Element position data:
========
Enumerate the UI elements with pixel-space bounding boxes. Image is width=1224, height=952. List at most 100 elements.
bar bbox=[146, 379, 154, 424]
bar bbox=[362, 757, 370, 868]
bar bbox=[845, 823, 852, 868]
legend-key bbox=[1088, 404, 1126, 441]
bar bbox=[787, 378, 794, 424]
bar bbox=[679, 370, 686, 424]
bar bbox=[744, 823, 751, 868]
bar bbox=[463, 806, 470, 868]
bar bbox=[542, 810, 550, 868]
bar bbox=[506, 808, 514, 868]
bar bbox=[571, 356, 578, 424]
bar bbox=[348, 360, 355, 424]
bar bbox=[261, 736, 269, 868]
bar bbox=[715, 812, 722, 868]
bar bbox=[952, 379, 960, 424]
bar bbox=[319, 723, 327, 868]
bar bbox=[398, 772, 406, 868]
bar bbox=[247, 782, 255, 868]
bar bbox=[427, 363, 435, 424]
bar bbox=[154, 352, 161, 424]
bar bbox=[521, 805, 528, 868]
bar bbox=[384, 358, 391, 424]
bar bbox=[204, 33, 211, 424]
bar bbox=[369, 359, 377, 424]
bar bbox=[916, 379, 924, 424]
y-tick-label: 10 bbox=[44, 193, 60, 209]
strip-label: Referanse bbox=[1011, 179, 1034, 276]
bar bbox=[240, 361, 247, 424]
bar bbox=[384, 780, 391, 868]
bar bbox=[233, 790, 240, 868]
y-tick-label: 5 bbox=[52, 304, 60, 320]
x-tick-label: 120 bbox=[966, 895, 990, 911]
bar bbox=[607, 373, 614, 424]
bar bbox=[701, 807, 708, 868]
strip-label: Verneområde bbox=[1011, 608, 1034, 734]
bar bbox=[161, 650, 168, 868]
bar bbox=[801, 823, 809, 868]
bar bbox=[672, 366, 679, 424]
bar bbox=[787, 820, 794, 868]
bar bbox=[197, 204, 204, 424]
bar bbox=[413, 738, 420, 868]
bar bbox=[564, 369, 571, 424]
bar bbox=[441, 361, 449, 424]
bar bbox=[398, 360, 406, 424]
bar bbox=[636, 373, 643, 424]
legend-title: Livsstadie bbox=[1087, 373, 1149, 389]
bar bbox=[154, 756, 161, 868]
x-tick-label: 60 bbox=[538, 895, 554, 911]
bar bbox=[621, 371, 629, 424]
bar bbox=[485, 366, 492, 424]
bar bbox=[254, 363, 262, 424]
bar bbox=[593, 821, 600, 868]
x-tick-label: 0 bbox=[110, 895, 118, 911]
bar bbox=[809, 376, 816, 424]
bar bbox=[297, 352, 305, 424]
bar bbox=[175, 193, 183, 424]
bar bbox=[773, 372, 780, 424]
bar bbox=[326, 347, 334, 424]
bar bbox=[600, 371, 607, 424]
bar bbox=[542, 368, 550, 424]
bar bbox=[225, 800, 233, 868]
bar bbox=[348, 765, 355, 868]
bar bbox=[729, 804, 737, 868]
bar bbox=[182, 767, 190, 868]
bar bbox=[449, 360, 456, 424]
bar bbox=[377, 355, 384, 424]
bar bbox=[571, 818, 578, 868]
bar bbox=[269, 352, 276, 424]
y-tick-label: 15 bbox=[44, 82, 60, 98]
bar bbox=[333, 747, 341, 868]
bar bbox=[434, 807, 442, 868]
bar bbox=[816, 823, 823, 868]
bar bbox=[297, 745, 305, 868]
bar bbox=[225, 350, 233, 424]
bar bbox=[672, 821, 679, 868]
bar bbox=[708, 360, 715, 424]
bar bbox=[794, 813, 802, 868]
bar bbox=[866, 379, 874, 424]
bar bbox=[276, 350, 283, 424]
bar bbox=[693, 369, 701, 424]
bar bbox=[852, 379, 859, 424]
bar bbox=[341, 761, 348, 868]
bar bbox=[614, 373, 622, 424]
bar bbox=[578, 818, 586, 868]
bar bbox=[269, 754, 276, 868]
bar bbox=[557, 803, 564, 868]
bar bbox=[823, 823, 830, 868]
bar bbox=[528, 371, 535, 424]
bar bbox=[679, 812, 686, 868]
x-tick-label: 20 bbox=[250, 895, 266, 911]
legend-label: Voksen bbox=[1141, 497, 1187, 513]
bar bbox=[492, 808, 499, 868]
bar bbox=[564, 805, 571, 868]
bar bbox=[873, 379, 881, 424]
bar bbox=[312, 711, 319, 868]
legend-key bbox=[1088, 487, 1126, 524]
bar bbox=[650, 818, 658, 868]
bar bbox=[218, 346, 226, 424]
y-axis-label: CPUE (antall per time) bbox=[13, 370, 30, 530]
========
= TASK DESCRIPTION =
Rewrite the records above with every "legend-key" changed to "legend-swatch", keeping everything else the same.

= THE REPLY =
Enumerate the UI elements with pixel-space bounding boxes. Image is width=1224, height=952. List at most 100 elements.
bar bbox=[146, 379, 154, 424]
bar bbox=[362, 757, 370, 868]
bar bbox=[845, 823, 852, 868]
legend-swatch bbox=[1088, 404, 1126, 441]
bar bbox=[787, 378, 794, 424]
bar bbox=[679, 370, 686, 424]
bar bbox=[744, 823, 751, 868]
bar bbox=[463, 806, 470, 868]
bar bbox=[542, 810, 550, 868]
bar bbox=[506, 808, 514, 868]
bar bbox=[571, 356, 578, 424]
bar bbox=[348, 360, 355, 424]
bar bbox=[261, 736, 269, 868]
bar bbox=[715, 812, 722, 868]
bar bbox=[952, 379, 960, 424]
bar bbox=[319, 723, 327, 868]
bar bbox=[398, 772, 406, 868]
bar bbox=[247, 782, 255, 868]
bar bbox=[427, 363, 435, 424]
bar bbox=[154, 352, 161, 424]
bar bbox=[521, 805, 528, 868]
bar bbox=[384, 358, 391, 424]
bar bbox=[204, 33, 211, 424]
bar bbox=[369, 359, 377, 424]
bar bbox=[916, 379, 924, 424]
y-tick-label: 10 bbox=[44, 193, 60, 209]
strip-label: Referanse bbox=[1011, 179, 1034, 276]
bar bbox=[240, 361, 247, 424]
bar bbox=[384, 780, 391, 868]
bar bbox=[233, 790, 240, 868]
y-tick-label: 5 bbox=[52, 304, 60, 320]
x-tick-label: 120 bbox=[966, 895, 990, 911]
bar bbox=[607, 373, 614, 424]
bar bbox=[701, 807, 708, 868]
strip-label: Verneområde bbox=[1011, 608, 1034, 734]
bar bbox=[161, 650, 168, 868]
bar bbox=[801, 823, 809, 868]
bar bbox=[672, 366, 679, 424]
bar bbox=[787, 820, 794, 868]
bar bbox=[197, 204, 204, 424]
bar bbox=[413, 738, 420, 868]
bar bbox=[564, 369, 571, 424]
bar bbox=[441, 361, 449, 424]
bar bbox=[398, 360, 406, 424]
bar bbox=[636, 373, 643, 424]
legend-title: Livsstadie bbox=[1087, 373, 1149, 389]
bar bbox=[154, 756, 161, 868]
x-tick-label: 60 bbox=[538, 895, 554, 911]
bar bbox=[621, 371, 629, 424]
bar bbox=[485, 366, 492, 424]
bar bbox=[254, 363, 262, 424]
bar bbox=[593, 821, 600, 868]
x-tick-label: 0 bbox=[110, 895, 118, 911]
bar bbox=[809, 376, 816, 424]
bar bbox=[297, 352, 305, 424]
bar bbox=[175, 193, 183, 424]
bar bbox=[773, 372, 780, 424]
bar bbox=[326, 347, 334, 424]
bar bbox=[600, 371, 607, 424]
bar bbox=[542, 368, 550, 424]
bar bbox=[225, 800, 233, 868]
bar bbox=[348, 765, 355, 868]
bar bbox=[729, 804, 737, 868]
bar bbox=[182, 767, 190, 868]
bar bbox=[449, 360, 456, 424]
bar bbox=[377, 355, 384, 424]
bar bbox=[571, 818, 578, 868]
bar bbox=[269, 352, 276, 424]
y-tick-label: 15 bbox=[44, 82, 60, 98]
bar bbox=[333, 747, 341, 868]
bar bbox=[434, 807, 442, 868]
bar bbox=[816, 823, 823, 868]
bar bbox=[297, 745, 305, 868]
bar bbox=[225, 350, 233, 424]
bar bbox=[672, 821, 679, 868]
bar bbox=[708, 360, 715, 424]
bar bbox=[794, 813, 802, 868]
bar bbox=[866, 379, 874, 424]
bar bbox=[276, 350, 283, 424]
bar bbox=[693, 369, 701, 424]
bar bbox=[852, 379, 859, 424]
bar bbox=[341, 761, 348, 868]
bar bbox=[614, 373, 622, 424]
bar bbox=[578, 818, 586, 868]
bar bbox=[269, 754, 276, 868]
bar bbox=[557, 803, 564, 868]
bar bbox=[823, 823, 830, 868]
bar bbox=[528, 371, 535, 424]
bar bbox=[679, 812, 686, 868]
x-tick-label: 20 bbox=[250, 895, 266, 911]
legend-label: Voksen bbox=[1141, 497, 1187, 513]
bar bbox=[492, 808, 499, 868]
bar bbox=[564, 805, 571, 868]
bar bbox=[873, 379, 881, 424]
bar bbox=[312, 711, 319, 868]
legend-swatch bbox=[1088, 487, 1126, 524]
bar bbox=[650, 818, 658, 868]
bar bbox=[218, 346, 226, 424]
y-axis-label: CPUE (antall per time) bbox=[13, 370, 30, 530]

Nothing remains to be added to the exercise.